======== DOCUMENT SEGMENT
Site Selection Analytics for Competitive Catchments
Use site selection analytics to compare catchments, spot competitor overlap, and choose expansion sites with stronger evidence.
Adam
Marketing Manager

Site selection analytics for competitive catchment analysis helps expansion teams compare how much customer demand a site can realistically capture after nearby competitors, travel time, demographics, and existing store overlap are accounted for. The goal is not just to find a busy area; it is to find a catchment where your concept can win enough reachable customers without cannibalising another location.
What is a competitive catchment?
A competitive catchment is the reachable customer area around a candidate site after nearby alternatives are considered. A basic trade area analysis might draw a one-mile radius or a 10-minute drive-time area. A competitive catchment asks the harder question: how much of that area can this location actually serve when customers also have rival stores, existing branches, transport barriers, and different visit patterns?
That distinction matters. Two sites can look equal on population, but one may sit in a cleaner demand pocket while the other overlaps with three stronger competitors. Site selection analytics turns that difference into a decision framework instead of a judgement call.
Why does catchment analysis change site selection?
Traditional site selection often starts with property availability, rent, traffic counts, and local knowledge. Those inputs are useful, but they can overrate visible locations and underrate the shape of real demand.
================
TO DO =
**A.** In the site selection article, what two shapes might a basic trade area analysis draw?
**B.** Echo the stretch of the site selection article from "What is a competitive" through "change site selection?", word for word.
======== PROVIDED MATERIAL
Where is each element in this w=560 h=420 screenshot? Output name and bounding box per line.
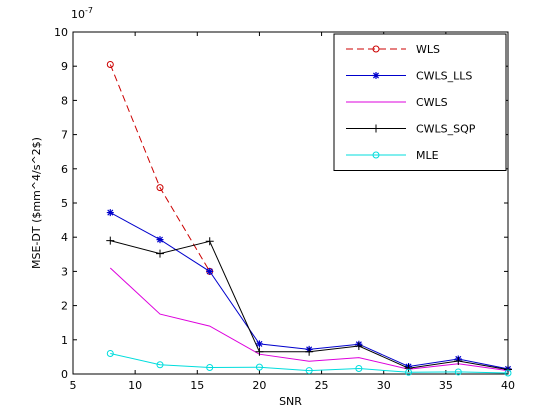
x-tick-label: 20: [252, 379, 266, 392]
y-tick-label: 10: [54, 26, 68, 39]
legend-label: CWLS: [416, 96, 448, 109]
data-point-mle: [355, 365, 363, 373]
legend-entry-mle: MLE: [346, 149, 439, 162]
y-tick-label: 4: [61, 231, 68, 244]
y-tick-label: 3: [61, 265, 68, 278]
data-point-mle: [504, 369, 512, 377]
series-line-mle: [110, 353, 509, 374]
y-axis-exponent: 10-7: [71, 6, 93, 21]
legend: WLS CWLS_LLS CWLS CWLS_SQP MLE: [333, 33, 507, 171]
legend-label: WLS: [416, 43, 440, 56]
x-axis-label: SNR: [279, 395, 302, 408]
data-point-cwls-sqp: [354, 341, 363, 350]
data-point-wls: [106, 60, 114, 68]
legend-entry-cwls-lls: CWLS_LLS: [346, 70, 472, 83]
y-tick-label: 9: [61, 60, 68, 73]
series-line-wls: [109, 64, 211, 272]
legend-entry-cwls: CWLS: [346, 96, 448, 109]
y-tick-label: 2: [61, 300, 68, 313]
legend-label: CWLS_SQP: [416, 123, 476, 136]
data-point-cwls-lls: [206, 267, 214, 275]
x-tick-label: 5: [70, 379, 77, 392]
x-axis-ticks: 5 10 15 20 25 30 35 40: [70, 32, 515, 392]
y-tick-label: 0: [61, 368, 68, 381]
y-tick-label: 8: [61, 94, 68, 107]
legend-entry-wls: WLS: [346, 43, 440, 56]
legend-entry-cwls-sqp: CWLS_SQP: [346, 123, 476, 136]
x-tick-label: 30: [377, 379, 391, 392]
y-tick-label: 6: [61, 163, 68, 176]
legend-marker: [372, 124, 380, 133]
y-tick-label: 5: [61, 197, 68, 210]
y-tick-label: 1: [61, 334, 68, 347]
data-point-cwls-sqp: [454, 357, 463, 366]
series-layer: [106, 60, 512, 377]
x-tick-label: 10: [128, 379, 142, 392]
data-point-mle: [156, 361, 164, 369]
data-point-mle: [106, 349, 114, 357]
legend-marker: [372, 72, 380, 79]
legend-label: MLE: [416, 149, 439, 162]
legend-label: CWLS_LLS: [416, 70, 472, 83]
x-tick-label: 40: [501, 379, 515, 392]
data-point-cwls-lls: [156, 236, 164, 244]
data-point-cwls-sqp: [156, 249, 164, 258]
data-point-mle: [454, 368, 462, 376]
data-point-mle: [255, 363, 263, 371]
x-tick-label: 15: [190, 379, 204, 392]
data-point-cwls-sqp: [404, 364, 413, 373]
data-point-cwls-sqp: [305, 347, 314, 356]
data-point-cwls-lls: [106, 209, 114, 217]
series-cwls: [109, 267, 509, 372]
data-point-mle: [305, 367, 313, 375]
data-point-cwls-sqp: [255, 347, 264, 356]
legend-marker: [372, 151, 380, 159]
exponent-power: -7: [85, 6, 93, 15]
x-tick-label: 25: [315, 379, 329, 392]
data-point-wls: [156, 184, 164, 192]
series-mle: [106, 349, 512, 377]
data-point-cwls-sqp: [106, 236, 115, 245]
y-tick-label: 7: [61, 129, 68, 142]
data-point-mle: [206, 364, 214, 372]
x-tick-label: 35: [439, 379, 453, 392]
legend-marker: [372, 45, 380, 53]
y-axis-label: MSE-DT ($mm^4/s^2$): [30, 137, 43, 269]
data-point-cwls-sqp: [205, 237, 214, 246]
data-point-cwls-lls: [255, 340, 263, 348]
data-point-mle: [405, 368, 413, 376]
series-line-cwls: [109, 267, 509, 372]
exponent-base: 10: [71, 8, 85, 21]
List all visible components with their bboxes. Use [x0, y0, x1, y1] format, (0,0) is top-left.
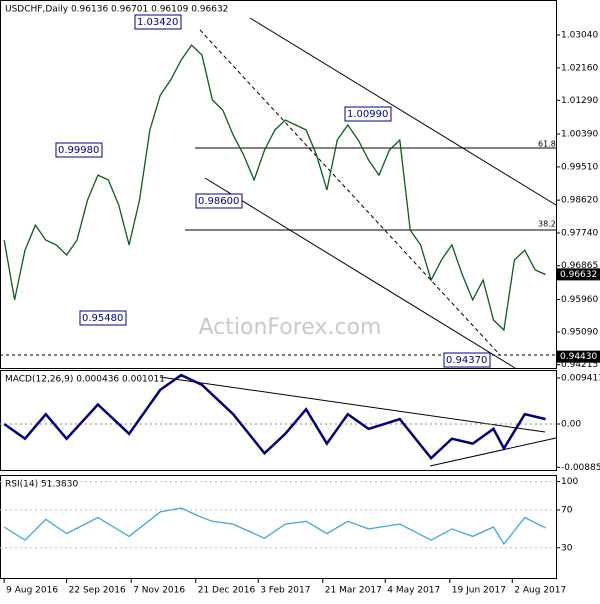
x-tick-label: 7 Nov 2016 — [133, 586, 185, 596]
trendline — [199, 29, 501, 356]
y-tick-label: 0.00 — [561, 420, 581, 430]
y-tick-label: 0.99510 — [561, 162, 598, 172]
x-tick-label: 9 Aug 2016 — [6, 586, 58, 596]
annotation: 1.00990 — [347, 109, 388, 120]
annotation-box — [79, 310, 127, 326]
panel-title: MACD(12,26,9) 0.000436 0.001011 — [5, 375, 165, 385]
y-tick-label: 1.02160 — [561, 63, 598, 73]
x-tick-label: 4 May 2017 — [387, 586, 440, 596]
annotation: 0.98600 — [198, 196, 239, 207]
y-tick-label: -0.008852 — [561, 463, 600, 473]
panel-title: RSI(14) 51.3830 — [5, 480, 78, 490]
series-line — [3, 507, 546, 546]
watermark: ActionForex.com — [199, 315, 382, 340]
y-tick-label: 0.98620 — [561, 196, 598, 206]
annotation: 0.99980 — [58, 145, 99, 156]
macd-panel — [0, 370, 557, 471]
x-tick-label: 3 Feb 2017 — [260, 586, 310, 596]
macd-trendline — [159, 376, 546, 433]
y-tick-label: 0.95960 — [561, 295, 598, 305]
annotation: 0.95480 — [82, 313, 123, 324]
x-tick-label: 21 Dec 2016 — [198, 586, 256, 596]
y-tick-label: 0.009411 — [561, 374, 600, 384]
y-tick-label: 100 — [561, 477, 578, 487]
y-tick-label: 0.96865 — [561, 261, 598, 271]
y-tick-label: 1.03040 — [561, 31, 598, 41]
annotation: 61.8 — [538, 140, 556, 149]
x-tick-label: 19 Jun 2017 — [452, 586, 506, 596]
price-label: 0.94430 — [560, 352, 597, 362]
price-panel — [0, 0, 557, 369]
trendline — [204, 177, 516, 369]
annotation: 1.03420 — [137, 17, 178, 28]
price-label-box — [557, 350, 600, 363]
y-tick-label: 1.00390 — [561, 129, 598, 139]
annotation: 38.2 — [538, 220, 556, 229]
annotation: 0.94370 — [446, 355, 487, 366]
price-label: 0.96632 — [560, 270, 597, 280]
y-tick-label: 30 — [561, 543, 573, 553]
series-line — [3, 44, 546, 332]
y-tick-label: 0.97740 — [561, 228, 598, 238]
annotation-box — [55, 142, 103, 158]
rsi-panel — [0, 475, 557, 579]
annotation-box — [344, 106, 392, 122]
annotation-box — [195, 193, 243, 209]
annotation-box — [443, 352, 491, 368]
y-tick-label: 0.94215 — [561, 360, 598, 370]
series-line — [3, 373, 546, 461]
annotation-box — [134, 14, 182, 30]
macd-trendline — [429, 437, 557, 467]
x-tick-label: 21 Mar 2017 — [325, 586, 382, 596]
price-label-box — [557, 268, 600, 281]
x-tick-label: 2 Aug 2017 — [514, 586, 566, 596]
panel-title: USDCHF,Daily 0.96136 0.96701 0.96109 0.9… — [5, 5, 228, 15]
x-tick-label: 22 Sep 2016 — [69, 586, 126, 596]
y-tick-label: 70 — [561, 505, 573, 515]
drawings — [0, 17, 557, 467]
y-tick-label: 0.95090 — [561, 327, 598, 337]
trendline — [249, 17, 557, 206]
y-tick-label: 1.01290 — [561, 96, 598, 106]
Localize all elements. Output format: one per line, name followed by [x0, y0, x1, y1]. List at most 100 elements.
================
TASK-BY-TASK OUTPUTS =
**A.** A one-mile radius or a 10-minute drive-time area.

**B.**
What is a competitive catchment?
A competitive catchment is the reachable customer area around a candidate site after nearby alternatives are considered. A basic trade area analysis might draw a one-mile radius or a 10-minute drive-time area. A competitive catchment asks the harder question: how much of that area can this location actually serve when customers also have rival stores, existing branches, transport barriers, and different visit patterns?
That distinction matters. Two sites can look equal on population, but one may sit in a cleaner demand pocket while the other overlaps with three stronger competitors. Site selection analytics turns that difference into a decision framework instead of a judgement call.
Why does catchment analysis change site selection?